## Instructions to follow
Output the material word for word. Leave each picture out.
>> begin Dataset entries
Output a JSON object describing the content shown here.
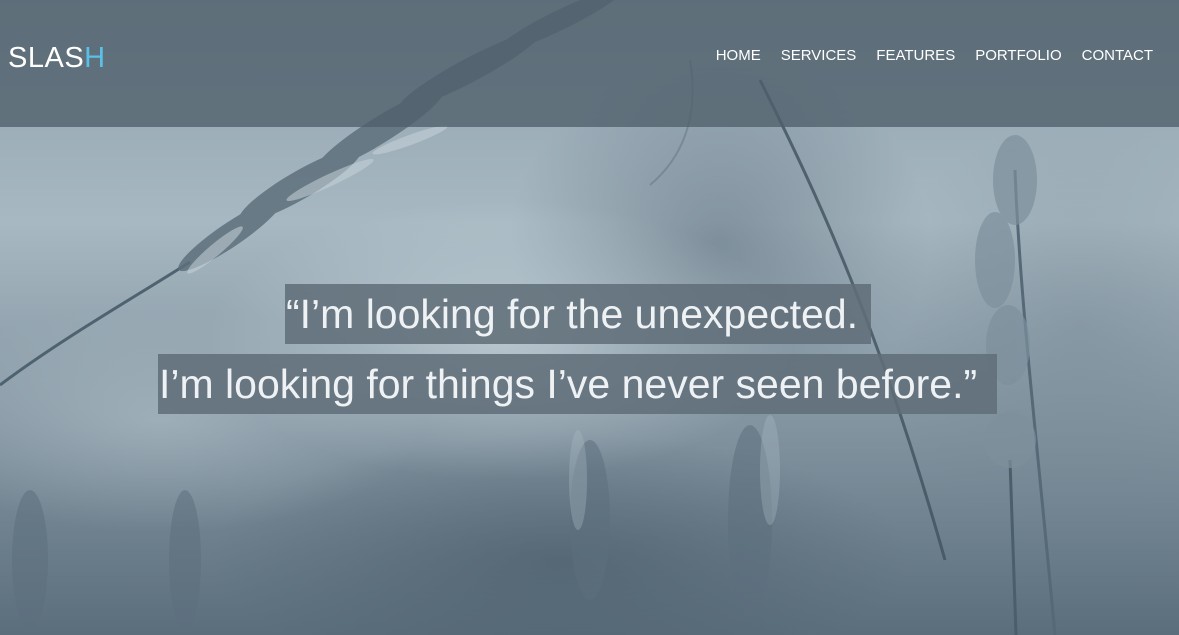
{
  "brand": {
    "logo_main": "SLAS",
    "logo_accent": "H",
    "accent_color": "#5bc0e8"
  },
  "nav": {
    "items": [
      {
        "label": "HOME"
      },
      {
        "label": "SERVICES"
      },
      {
        "label": "FEATURES"
      },
      {
        "label": "PORTFOLIO"
      },
      {
        "label": "CONTACT"
      }
    ]
  },
  "hero": {
    "quote_line_1": "“I’m looking for the unexpected.",
    "quote_line_2": "I’m looking for things I’ve never seen before.”"
  }
}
>> end Dataset entries
## Expected answer
Output a JSON object describing the content shown here.
{
  "brand": {
    "logo_main": "SLAS",
    "logo_accent": "H",
    "accent_color": "#5bc0e8"
  },
  "nav": {
    "items": [
      {
        "label": "HOME"
      },
      {
        "label": "SERVICES"
      },
      {
        "label": "FEATURES"
      },
      {
        "label": "PORTFOLIO"
      },
      {
        "label": "CONTACT"
      }
    ]
  },
  "hero": {
    "quote_line_1": "“I’m looking for the unexpected.",
    "quote_line_2": "I’m looking for things I’ve never seen before.”"
  }
}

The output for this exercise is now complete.